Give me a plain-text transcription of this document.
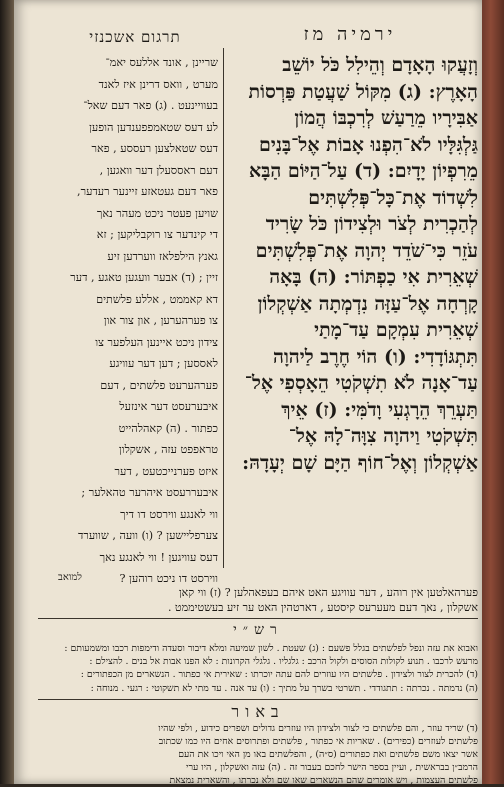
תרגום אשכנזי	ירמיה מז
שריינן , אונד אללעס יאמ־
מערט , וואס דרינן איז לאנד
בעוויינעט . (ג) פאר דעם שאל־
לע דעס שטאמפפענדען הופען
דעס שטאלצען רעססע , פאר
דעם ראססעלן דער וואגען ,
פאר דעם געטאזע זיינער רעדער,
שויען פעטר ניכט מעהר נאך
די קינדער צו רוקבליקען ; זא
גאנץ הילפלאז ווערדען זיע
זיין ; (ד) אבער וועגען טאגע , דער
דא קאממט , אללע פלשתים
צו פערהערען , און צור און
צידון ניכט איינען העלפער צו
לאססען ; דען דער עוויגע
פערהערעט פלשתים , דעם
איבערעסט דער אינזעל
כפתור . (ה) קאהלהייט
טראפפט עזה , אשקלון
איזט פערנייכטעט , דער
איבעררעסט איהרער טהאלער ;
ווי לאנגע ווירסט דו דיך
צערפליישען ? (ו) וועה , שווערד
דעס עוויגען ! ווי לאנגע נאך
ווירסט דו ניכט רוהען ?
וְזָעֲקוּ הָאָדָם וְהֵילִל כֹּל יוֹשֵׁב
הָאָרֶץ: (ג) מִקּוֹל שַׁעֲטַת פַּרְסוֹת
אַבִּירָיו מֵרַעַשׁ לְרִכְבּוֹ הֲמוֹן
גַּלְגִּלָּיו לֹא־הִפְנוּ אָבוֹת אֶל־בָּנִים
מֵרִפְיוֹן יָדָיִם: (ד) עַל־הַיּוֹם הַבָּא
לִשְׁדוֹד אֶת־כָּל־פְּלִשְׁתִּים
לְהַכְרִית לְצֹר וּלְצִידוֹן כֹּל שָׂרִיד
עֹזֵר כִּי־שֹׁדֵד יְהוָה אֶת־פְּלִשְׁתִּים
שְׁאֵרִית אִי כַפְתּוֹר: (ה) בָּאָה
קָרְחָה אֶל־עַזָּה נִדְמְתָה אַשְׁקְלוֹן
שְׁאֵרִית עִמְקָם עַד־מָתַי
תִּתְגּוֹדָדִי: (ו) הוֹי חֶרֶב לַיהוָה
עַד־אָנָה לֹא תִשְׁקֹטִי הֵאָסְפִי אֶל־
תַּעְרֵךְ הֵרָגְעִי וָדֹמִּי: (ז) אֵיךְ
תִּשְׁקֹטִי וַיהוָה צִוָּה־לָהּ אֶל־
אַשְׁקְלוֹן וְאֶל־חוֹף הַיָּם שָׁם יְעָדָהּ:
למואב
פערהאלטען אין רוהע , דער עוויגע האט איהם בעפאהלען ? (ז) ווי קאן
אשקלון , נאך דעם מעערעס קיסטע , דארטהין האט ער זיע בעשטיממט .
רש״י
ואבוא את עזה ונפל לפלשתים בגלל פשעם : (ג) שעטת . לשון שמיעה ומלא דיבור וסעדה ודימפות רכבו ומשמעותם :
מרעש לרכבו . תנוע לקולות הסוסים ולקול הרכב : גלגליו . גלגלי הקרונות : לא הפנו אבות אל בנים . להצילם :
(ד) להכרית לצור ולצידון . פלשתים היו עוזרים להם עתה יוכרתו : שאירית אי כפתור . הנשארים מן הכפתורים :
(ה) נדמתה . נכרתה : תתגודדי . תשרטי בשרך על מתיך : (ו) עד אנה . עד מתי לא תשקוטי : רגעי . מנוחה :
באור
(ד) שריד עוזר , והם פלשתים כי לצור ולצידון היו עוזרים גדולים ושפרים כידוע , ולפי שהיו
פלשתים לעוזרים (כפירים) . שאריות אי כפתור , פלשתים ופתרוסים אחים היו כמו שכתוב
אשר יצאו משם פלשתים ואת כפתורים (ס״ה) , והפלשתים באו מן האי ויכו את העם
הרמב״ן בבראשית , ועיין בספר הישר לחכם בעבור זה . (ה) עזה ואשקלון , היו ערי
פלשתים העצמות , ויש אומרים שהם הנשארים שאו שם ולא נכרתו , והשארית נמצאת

## Problem
In the listing, find each line with the string "ווירסט" and copy it.

## Exercise answer
ווי לאנגע ווירסט דו דיך
ווירסט דו ניכט רוהען ?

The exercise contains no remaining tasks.